EXCERPT TO READ
_ _ _ _ _

REASONS FOR OUR ATTITUDE

Suggestion has already been made of the President's motive, or of one of his motives, in recommending this impossibly neutral attitude. There were other reasons why many of the American people were at first unable to

perceive the real issues of the war, and were slow in realizing how immediate and intense was American interest in it.

We had been at peace with the world for many years, and had got out of the habit of thinking in terms of war or of analyzing and comprehending the causes and purposes of war. A stupendous and complex problem was presented to us, and we were unfamiliar with the method of its solution and even with the value of its various factors. There had grown up in America, too, the strange delusion that we had a traditional policy of complete isolation from European affairs, and that all European wars were necessarily matters of indifference to us, in which we were by no means to become involved.

We must also recognize the facts that there had long been here a persistent and often vigorous anti-British propaganda. It not infrequently happens that dissensions between near relatives are more bitter, up to a certain point, than those between strangers. Thus America, being chiefly of British origin, indulged in a family feud with the Mother Country.

The large and important Irish element in the United States, too, promoted a certain disapproval of and even resentment at Great Britain on account of the undoubted grievances which Ireland had formerly for many years suffered under British rule.

THE GERMAN PROPAGANDA

Another potent factor in misleading American opinion at the beginning was the shrewd, insidious and altogether unscrupulous German propaganda, which was Protean in form and often ingenious in the superlative degree. It took the guise of peace societies, of anti-militarist leagues, of petitions against the sale of military munitions, and of

other ostensibly neutral and benevolent movements; all organized and directed, however, by Germans or German sympathizers, largely financed with German money, and all aiming at the same end, to create sympathy with Germany and to exacerbate animosity against England.

_ _ _ _ _

RECORDED DATA
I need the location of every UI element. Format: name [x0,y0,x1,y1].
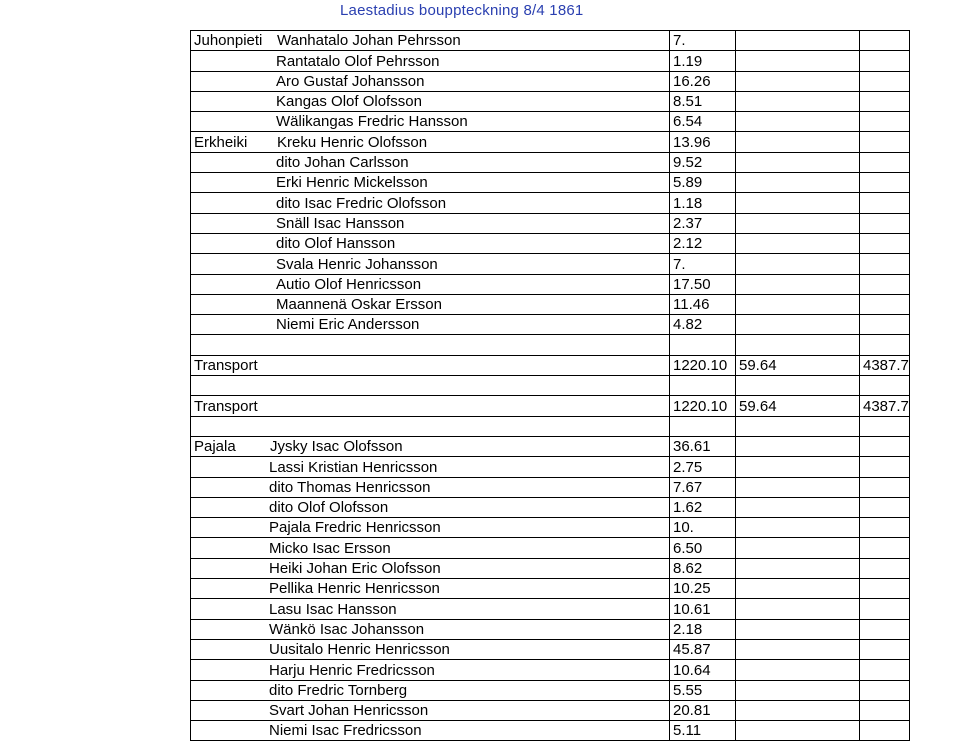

_ _ _ _ _

COMPLETE THE FOLLOWING
(1) According to the excerpt on American attitudes toward the war, what forms did the German propaganda take?
(2) Resume the excerpt on American attitudes toward the war, starting after its final sentence.
The listing is separate material from the excerpt on American attitudes toward the war.

FINAL RESULTS
(1) It took the guise of peace societies, anti-militarist leagues, petitions against the sale of military munitions, and other ostensibly neutral and benevolent movements.

(2)
A single example-one of many-may be cited. Early in the war certain German intriguers and conspirators started the circulation of petitions to Congress to enact an embargo upon the exportation of munitions. This was signed by more than a million persons, all over the country, under the auspices of a so-called "Organization of American Women for Strict Neutrality." The signatures were solicited on the ground that we ought not to sell munitions to the foes of Germany because "Germany did not permit her citizens to sell arms or munitions of war to Spain during our war with that nation," and that same statement was embodied in the text of the petition itself. The fact is that that statement was a deliberate falsehood, first put forward by a notorious German agent in New York and later used at German instigation in this petition, for the direct purpose of deceiving and misleading the American people. The indisputable official record of our own government is that during that entire war vessels freely carried ammunition from German ports to Spain.

THE ALLIES ASTONISHED

All these things had their effect in America, to the astonishment of the Allies. Those countries saw through the German intrigues and falsehoods far more quickly and more clearly than did we, and they could not understand our blindness. They realized, too, from the very beginning the real character of the war, that it was a war on their side of democracy against autocracy, of the rights

of man against the "divine right of kings." They saw in the violation of treaties, the repudiation of international law, and the subversion of independent nationalities a direct menace to every nation in the world. If Germany could override the rights of Belgium, any nation could override the rights of any other.

All this was very clear to the British and French minds, and they could not understand why it was not equally obvious to the American mind. They could not understand why the United States failed to do so much as to file a protest or a remonstrance against the violation of Belgium, when it was one of the signatories of that treaty of The Hague which declared and covenanted, on the faith of all the signatory nations, that the territory of that kingdom-that is, of all neutral states-should be inviolate.

NOT ASTONISHED BUT ASTOUNDED

They were not merely astonished, they were astounded, at some of the further developments. They could not understand why, after the appalling tragedy of the Lusitania, we did not promptly hold Germany to the "strict accountability" which we had threatened. They could not understand how we could continue on terms of friendly diplomatic intercourse with a power after we had found that its Ambassador, attaches and consuls in this country had been systematically conspiring for the commission of felonies against our domestic peace, law and order, and against our status as a neutral power.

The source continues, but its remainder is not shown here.